CHALLENGE => Write out every record in full, exactly as written, please.

** Begin SUPPLIED INFORMATION **

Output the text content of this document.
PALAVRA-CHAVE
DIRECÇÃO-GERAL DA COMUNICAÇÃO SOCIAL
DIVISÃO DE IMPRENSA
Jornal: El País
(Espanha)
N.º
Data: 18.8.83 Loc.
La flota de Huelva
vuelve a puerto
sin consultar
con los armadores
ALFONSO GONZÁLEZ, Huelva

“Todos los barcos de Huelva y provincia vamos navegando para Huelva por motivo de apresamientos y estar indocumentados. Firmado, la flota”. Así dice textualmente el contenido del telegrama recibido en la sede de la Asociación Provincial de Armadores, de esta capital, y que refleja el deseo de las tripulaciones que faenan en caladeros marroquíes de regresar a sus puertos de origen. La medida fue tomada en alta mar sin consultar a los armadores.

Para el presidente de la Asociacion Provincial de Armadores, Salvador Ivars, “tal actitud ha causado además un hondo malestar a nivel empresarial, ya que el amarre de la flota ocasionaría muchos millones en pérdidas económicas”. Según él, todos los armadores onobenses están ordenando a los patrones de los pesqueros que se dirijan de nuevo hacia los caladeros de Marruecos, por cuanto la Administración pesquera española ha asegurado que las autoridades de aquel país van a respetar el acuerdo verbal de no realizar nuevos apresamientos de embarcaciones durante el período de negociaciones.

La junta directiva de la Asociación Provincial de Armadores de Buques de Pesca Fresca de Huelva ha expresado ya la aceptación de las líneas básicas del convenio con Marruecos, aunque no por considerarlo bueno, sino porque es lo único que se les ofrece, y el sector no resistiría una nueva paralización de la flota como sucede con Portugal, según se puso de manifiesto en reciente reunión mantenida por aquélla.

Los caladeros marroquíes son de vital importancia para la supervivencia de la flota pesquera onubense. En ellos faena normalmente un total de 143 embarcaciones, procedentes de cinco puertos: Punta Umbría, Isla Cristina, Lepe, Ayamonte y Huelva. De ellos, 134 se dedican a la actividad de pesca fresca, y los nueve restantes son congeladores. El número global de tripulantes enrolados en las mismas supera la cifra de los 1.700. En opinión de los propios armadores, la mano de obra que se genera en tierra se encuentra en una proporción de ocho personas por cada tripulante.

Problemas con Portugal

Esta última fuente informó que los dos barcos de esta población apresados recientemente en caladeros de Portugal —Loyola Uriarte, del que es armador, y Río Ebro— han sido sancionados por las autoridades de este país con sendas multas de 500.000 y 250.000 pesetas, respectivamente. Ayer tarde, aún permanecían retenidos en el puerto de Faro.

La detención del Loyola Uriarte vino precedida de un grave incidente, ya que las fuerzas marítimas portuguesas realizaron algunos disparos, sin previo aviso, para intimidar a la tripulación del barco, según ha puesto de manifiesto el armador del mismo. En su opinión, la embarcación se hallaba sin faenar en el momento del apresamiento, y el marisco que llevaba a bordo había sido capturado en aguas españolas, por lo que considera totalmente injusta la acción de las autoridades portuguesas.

** End SUPPLIED INFORMATION **

OUTPUT FOR THIS TASK =>
Output the text content of this document.
PALAVRA-CHAVE
DIRECÇÃO-GERAL DA COMUNICAÇÃO SOCIAL
DIVISÃO DE IMPRENSA
Jornal: El País
(Espanha)
N.º
Data: 18.8.83 Loc.
La flota de Huelva
vuelve a puerto
sin consultar
con los armadores
ALFONSO GONZÁLEZ, Huelva

“Todos los barcos de Huelva y provincia vamos navegando para Huelva por motivo de apresamientos y estar indocumentados. Firmado, la flota”. Así dice textualmente el contenido del telegrama recibido en la sede de la Asociación Provincial de Armadores, de esta capital, y que refleja el deseo de las tripulaciones que faenan en caladeros marroquíes de regresar a sus puertos de origen. La medida fue tomada en alta mar sin consultar a los armadores.

Para el presidente de la Asociacion Provincial de Armadores, Salvador Ivars, “tal actitud ha causado además un hondo malestar a nivel empresarial, ya que el amarre de la flota ocasionaría muchos millones en pérdidas económicas”. Según él, todos los armadores onobenses están ordenando a los patrones de los pesqueros que se dirijan de nuevo hacia los caladeros de Marruecos, por cuanto la Administración pesquera española ha asegurado que las autoridades de aquel país van a respetar el acuerdo verbal de no realizar nuevos apresamientos de embarcaciones durante el período de negociaciones.

La junta directiva de la Asociación Provincial de Armadores de Buques de Pesca Fresca de Huelva ha expresado ya la aceptación de las líneas básicas del convenio con Marruecos, aunque no por considerarlo bueno, sino porque es lo único que se les ofrece, y el sector no resistiría una nueva paralización de la flota como sucede con Portugal, según se puso de manifiesto en reciente reunión mantenida por aquélla.

Los caladeros marroquíes son de vital importancia para la supervivencia de la flota pesquera onubense. En ellos faena normalmente un total de 143 embarcaciones, procedentes de cinco puertos: Punta Umbría, Isla Cristina, Lepe, Ayamonte y Huelva. De ellos, 134 se dedican a la actividad de pesca fresca, y los nueve restantes son congeladores. El número global de tripulantes enrolados en las mismas supera la cifra de los 1.700. En opinión de los propios armadores, la mano de obra que se genera en tierra se encuentra en una proporción de ocho personas por cada tripulante.

Problemas con Portugal

Esta última fuente informó que los dos barcos de esta población apresados recientemente en caladeros de Portugal —Loyola Uriarte, del que es armador, y Río Ebro— han sido sancionados por las autoridades de este país con sendas multas de 500.000 y 250.000 pesetas, respectivamente. Ayer tarde, aún permanecían retenidos en el puerto de Faro.

La detención del Loyola Uriarte vino precedida de un grave incidente, ya que las fuerzas marítimas portuguesas realizaron algunos disparos, sin previo aviso, para intimidar a la tripulación del barco, según ha puesto de manifiesto el armador del mismo. En su opinión, la embarcación se hallaba sin faenar en el momento del apresamiento, y el marisco que llevaba a bordo había sido capturado en aguas españolas, por lo que considera totalmente injusta la acción de las autoridades portuguesas.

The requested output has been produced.